=== TASK DATA ===

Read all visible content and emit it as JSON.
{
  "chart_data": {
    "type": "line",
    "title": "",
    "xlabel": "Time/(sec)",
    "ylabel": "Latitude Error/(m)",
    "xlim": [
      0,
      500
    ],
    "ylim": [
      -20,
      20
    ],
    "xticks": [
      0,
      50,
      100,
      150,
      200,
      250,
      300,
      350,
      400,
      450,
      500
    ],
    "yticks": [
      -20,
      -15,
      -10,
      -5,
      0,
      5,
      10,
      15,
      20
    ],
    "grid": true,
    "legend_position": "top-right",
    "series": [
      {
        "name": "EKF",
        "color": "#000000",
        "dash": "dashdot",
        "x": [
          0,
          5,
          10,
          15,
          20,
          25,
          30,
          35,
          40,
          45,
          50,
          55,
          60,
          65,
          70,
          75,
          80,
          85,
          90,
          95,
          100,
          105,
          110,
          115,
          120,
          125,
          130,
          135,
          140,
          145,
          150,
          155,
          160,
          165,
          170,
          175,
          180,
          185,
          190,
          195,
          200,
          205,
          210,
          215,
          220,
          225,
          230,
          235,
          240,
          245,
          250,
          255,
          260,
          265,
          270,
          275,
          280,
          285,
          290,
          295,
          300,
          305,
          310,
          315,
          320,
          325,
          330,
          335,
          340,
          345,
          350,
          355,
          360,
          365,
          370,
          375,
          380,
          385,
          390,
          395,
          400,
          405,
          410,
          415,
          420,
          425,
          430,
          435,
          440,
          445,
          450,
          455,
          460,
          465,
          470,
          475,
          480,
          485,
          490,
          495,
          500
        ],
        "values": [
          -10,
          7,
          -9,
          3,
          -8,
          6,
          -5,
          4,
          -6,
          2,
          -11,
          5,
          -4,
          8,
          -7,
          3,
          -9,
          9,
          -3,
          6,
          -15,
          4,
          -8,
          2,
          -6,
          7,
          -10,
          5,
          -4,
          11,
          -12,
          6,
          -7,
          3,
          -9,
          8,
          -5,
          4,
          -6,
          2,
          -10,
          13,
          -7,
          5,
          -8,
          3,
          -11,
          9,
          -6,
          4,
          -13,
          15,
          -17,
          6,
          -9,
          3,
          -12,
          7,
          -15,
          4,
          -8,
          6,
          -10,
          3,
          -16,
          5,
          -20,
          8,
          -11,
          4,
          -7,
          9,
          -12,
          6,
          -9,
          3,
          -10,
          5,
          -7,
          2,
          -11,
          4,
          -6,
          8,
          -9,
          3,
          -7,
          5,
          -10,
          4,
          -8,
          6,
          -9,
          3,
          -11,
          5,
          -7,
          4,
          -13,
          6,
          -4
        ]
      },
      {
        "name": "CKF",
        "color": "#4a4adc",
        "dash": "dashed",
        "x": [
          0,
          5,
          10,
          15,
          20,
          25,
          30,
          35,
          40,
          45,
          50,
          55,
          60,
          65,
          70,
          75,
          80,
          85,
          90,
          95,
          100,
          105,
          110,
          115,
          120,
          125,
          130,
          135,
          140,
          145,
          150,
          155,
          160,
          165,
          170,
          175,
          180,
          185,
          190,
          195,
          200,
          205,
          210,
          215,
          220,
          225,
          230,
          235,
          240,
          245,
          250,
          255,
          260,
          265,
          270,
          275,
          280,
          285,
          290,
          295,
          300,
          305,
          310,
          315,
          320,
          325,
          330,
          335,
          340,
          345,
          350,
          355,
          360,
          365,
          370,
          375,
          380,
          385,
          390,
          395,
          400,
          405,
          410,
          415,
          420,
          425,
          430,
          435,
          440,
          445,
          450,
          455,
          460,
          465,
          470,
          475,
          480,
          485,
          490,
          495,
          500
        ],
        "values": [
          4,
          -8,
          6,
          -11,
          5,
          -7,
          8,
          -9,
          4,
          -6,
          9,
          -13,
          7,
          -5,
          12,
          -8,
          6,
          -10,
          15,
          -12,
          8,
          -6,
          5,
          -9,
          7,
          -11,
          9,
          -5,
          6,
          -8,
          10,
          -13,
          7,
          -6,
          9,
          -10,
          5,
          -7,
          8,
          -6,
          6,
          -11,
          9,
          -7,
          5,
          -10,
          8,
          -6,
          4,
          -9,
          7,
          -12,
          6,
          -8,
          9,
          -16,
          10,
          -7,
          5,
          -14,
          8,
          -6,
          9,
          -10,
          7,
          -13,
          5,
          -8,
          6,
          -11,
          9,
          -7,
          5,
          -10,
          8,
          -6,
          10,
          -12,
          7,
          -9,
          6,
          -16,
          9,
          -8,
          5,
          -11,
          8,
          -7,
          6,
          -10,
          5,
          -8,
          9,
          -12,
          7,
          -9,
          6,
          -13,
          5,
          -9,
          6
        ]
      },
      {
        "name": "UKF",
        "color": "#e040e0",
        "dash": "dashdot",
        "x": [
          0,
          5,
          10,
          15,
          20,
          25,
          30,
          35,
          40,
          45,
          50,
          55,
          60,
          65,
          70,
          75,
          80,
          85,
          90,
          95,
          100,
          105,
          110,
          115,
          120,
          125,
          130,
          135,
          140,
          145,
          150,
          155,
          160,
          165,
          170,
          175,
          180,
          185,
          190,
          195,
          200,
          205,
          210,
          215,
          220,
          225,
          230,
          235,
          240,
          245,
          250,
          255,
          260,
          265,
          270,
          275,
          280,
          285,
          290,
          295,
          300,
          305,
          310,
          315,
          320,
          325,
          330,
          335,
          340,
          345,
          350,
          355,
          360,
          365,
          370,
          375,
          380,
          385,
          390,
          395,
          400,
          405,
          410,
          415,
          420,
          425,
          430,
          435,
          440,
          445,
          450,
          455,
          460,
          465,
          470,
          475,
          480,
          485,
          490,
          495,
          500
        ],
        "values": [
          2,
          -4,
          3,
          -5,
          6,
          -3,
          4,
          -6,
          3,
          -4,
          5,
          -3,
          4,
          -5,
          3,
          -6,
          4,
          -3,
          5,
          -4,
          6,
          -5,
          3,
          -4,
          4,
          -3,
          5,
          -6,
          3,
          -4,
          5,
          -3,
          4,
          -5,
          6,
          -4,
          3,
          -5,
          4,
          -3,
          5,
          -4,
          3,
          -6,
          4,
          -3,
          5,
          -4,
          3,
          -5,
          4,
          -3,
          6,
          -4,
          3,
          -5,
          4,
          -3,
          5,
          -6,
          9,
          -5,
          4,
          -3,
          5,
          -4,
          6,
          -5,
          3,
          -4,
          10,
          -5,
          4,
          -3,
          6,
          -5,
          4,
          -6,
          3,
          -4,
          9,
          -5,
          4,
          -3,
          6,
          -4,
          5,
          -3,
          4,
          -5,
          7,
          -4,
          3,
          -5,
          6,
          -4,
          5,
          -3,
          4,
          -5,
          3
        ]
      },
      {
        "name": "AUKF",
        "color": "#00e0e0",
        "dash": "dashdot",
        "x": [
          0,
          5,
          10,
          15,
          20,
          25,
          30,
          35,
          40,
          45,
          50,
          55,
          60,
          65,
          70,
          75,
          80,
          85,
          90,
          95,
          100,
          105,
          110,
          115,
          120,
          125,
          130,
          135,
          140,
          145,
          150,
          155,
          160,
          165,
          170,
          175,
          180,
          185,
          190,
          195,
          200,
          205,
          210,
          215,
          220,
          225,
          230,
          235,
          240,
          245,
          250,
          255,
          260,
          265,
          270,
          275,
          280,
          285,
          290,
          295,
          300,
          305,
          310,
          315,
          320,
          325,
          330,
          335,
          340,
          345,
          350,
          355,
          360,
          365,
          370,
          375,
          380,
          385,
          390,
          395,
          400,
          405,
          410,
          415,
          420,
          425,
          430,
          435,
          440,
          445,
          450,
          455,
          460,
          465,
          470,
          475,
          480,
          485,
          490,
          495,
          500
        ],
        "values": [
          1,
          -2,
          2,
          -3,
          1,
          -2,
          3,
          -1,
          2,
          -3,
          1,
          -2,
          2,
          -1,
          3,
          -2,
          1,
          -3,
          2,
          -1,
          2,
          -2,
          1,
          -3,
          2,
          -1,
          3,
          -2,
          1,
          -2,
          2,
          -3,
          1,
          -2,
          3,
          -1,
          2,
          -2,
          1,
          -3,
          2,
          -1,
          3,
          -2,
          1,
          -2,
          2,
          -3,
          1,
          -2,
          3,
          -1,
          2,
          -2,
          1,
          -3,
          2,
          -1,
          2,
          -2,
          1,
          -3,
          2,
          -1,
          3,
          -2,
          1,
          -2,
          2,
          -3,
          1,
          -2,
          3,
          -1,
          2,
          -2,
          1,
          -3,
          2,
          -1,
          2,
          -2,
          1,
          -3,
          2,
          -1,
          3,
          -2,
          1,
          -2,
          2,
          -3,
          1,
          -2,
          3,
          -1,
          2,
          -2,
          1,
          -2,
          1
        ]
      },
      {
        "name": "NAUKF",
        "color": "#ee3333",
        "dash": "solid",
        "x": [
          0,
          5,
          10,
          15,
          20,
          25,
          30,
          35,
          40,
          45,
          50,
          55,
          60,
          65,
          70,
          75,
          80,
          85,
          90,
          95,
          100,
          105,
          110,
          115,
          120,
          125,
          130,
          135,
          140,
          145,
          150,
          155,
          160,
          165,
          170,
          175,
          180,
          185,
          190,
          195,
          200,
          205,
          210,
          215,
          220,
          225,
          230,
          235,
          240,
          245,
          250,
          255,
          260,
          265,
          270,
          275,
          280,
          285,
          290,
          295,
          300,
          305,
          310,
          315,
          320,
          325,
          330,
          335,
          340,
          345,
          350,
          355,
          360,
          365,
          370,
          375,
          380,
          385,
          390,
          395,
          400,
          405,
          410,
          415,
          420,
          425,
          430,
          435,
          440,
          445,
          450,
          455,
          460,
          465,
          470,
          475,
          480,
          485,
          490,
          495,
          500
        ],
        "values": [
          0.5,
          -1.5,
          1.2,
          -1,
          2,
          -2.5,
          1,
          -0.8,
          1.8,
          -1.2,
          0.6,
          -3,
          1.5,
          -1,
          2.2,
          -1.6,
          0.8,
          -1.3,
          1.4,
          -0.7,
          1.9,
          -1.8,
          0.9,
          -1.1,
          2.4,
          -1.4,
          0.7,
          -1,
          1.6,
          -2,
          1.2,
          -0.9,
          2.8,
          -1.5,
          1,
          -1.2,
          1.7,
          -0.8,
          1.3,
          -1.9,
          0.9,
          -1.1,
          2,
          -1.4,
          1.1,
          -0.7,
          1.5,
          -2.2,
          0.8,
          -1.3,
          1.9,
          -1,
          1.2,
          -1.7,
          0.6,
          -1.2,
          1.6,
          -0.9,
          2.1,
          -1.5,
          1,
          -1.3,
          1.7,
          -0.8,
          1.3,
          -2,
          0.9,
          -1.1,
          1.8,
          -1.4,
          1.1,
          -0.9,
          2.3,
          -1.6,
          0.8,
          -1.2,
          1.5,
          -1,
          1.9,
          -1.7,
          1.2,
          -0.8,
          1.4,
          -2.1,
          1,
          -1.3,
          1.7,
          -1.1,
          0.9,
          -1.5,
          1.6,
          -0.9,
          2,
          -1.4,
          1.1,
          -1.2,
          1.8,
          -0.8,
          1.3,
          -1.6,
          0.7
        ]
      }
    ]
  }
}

===

* WORK INSTRUCTIONS
Lines containing the word "color" must all be returned from the material above.

* FINISHED ANSWER
        "color": "#000000",
        "color": "#4a4adc",
        "color": "#e040e0",
        "color": "#00e0e0",
        "color": "#ee3333",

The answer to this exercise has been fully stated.